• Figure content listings
-*-

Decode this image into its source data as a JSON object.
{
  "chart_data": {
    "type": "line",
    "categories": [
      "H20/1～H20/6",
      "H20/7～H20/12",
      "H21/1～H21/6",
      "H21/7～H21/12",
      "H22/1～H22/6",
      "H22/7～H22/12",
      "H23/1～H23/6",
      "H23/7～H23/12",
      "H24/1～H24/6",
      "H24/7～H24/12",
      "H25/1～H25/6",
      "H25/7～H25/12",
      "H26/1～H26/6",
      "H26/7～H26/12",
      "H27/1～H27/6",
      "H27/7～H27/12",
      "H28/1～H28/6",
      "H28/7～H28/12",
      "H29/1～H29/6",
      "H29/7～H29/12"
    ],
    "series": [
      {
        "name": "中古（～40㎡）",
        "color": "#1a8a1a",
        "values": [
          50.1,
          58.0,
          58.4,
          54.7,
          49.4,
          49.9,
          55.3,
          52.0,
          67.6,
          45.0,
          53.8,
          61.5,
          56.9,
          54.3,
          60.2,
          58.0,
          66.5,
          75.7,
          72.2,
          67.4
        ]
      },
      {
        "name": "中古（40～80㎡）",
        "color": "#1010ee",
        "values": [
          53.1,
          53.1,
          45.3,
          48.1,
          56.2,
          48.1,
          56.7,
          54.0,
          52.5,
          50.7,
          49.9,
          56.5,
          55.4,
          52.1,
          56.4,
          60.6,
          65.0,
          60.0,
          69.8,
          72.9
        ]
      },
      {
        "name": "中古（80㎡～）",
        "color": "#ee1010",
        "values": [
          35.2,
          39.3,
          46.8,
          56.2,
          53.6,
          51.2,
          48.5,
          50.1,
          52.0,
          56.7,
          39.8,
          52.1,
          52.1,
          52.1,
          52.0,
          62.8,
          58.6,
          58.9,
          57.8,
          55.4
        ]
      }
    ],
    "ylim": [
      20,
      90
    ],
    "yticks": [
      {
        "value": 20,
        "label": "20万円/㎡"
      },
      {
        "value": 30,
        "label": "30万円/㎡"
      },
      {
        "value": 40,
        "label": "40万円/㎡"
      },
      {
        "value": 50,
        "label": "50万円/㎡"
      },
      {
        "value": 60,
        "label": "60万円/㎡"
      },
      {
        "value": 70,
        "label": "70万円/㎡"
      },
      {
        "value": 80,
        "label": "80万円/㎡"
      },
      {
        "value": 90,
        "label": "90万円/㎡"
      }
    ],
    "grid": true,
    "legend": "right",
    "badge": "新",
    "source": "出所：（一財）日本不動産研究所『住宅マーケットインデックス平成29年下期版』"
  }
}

-*-

• WHAT IS ASKED
Copy out the material word for word and line for line.

• RESPONSE TO THIS TASK
Decode this image into its source data as a JSON object.
{
  "chart_data": {
    "type": "line",
    "categories": [
      "H20/1～H20/6",
      "H20/7～H20/12",
      "H21/1～H21/6",
      "H21/7～H21/12",
      "H22/1～H22/6",
      "H22/7～H22/12",
      "H23/1～H23/6",
      "H23/7～H23/12",
      "H24/1～H24/6",
      "H24/7～H24/12",
      "H25/1～H25/6",
      "H25/7～H25/12",
      "H26/1～H26/6",
      "H26/7～H26/12",
      "H27/1～H27/6",
      "H27/7～H27/12",
      "H28/1～H28/6",
      "H28/7～H28/12",
      "H29/1～H29/6",
      "H29/7～H29/12"
    ],
    "series": [
      {
        "name": "中古（～40㎡）",
        "color": "#1a8a1a",
        "values": [
          50.1,
          58.0,
          58.4,
          54.7,
          49.4,
          49.9,
          55.3,
          52.0,
          67.6,
          45.0,
          53.8,
          61.5,
          56.9,
          54.3,
          60.2,
          58.0,
          66.5,
          75.7,
          72.2,
          67.4
        ]
      },
      {
        "name": "中古（40～80㎡）",
        "color": "#1010ee",
        "values": [
          53.1,
          53.1,
          45.3,
          48.1,
          56.2,
          48.1,
          56.7,
          54.0,
          52.5,
          50.7,
          49.9,
          56.5,
          55.4,
          52.1,
          56.4,
          60.6,
          65.0,
          60.0,
          69.8,
          72.9
        ]
      },
      {
        "name": "中古（80㎡～）",
        "color": "#ee1010",
        "values": [
          35.2,
          39.3,
          46.8,
          56.2,
          53.6,
          51.2,
          48.5,
          50.1,
          52.0,
          56.7,
          39.8,
          52.1,
          52.1,
          52.1,
          52.0,
          62.8,
          58.6,
          58.9,
          57.8,
          55.4
        ]
      }
    ],
    "ylim": [
      20,
      90
    ],
    "yticks": [
      {
        "value": 20,
        "label": "20万円/㎡"
      },
      {
        "value": 30,
        "label": "30万円/㎡"
      },
      {
        "value": 40,
        "label": "40万円/㎡"
      },
      {
        "value": 50,
        "label": "50万円/㎡"
      },
      {
        "value": 60,
        "label": "60万円/㎡"
      },
      {
        "value": 70,
        "label": "70万円/㎡"
      },
      {
        "value": 80,
        "label": "80万円/㎡"
      },
      {
        "value": 90,
        "label": "90万円/㎡"
      }
    ],
    "grid": true,
    "legend": "right",
    "badge": "新",
    "source": "出所：（一財）日本不動産研究所『住宅マーケットインデックス平成29年下期版』"
  }
}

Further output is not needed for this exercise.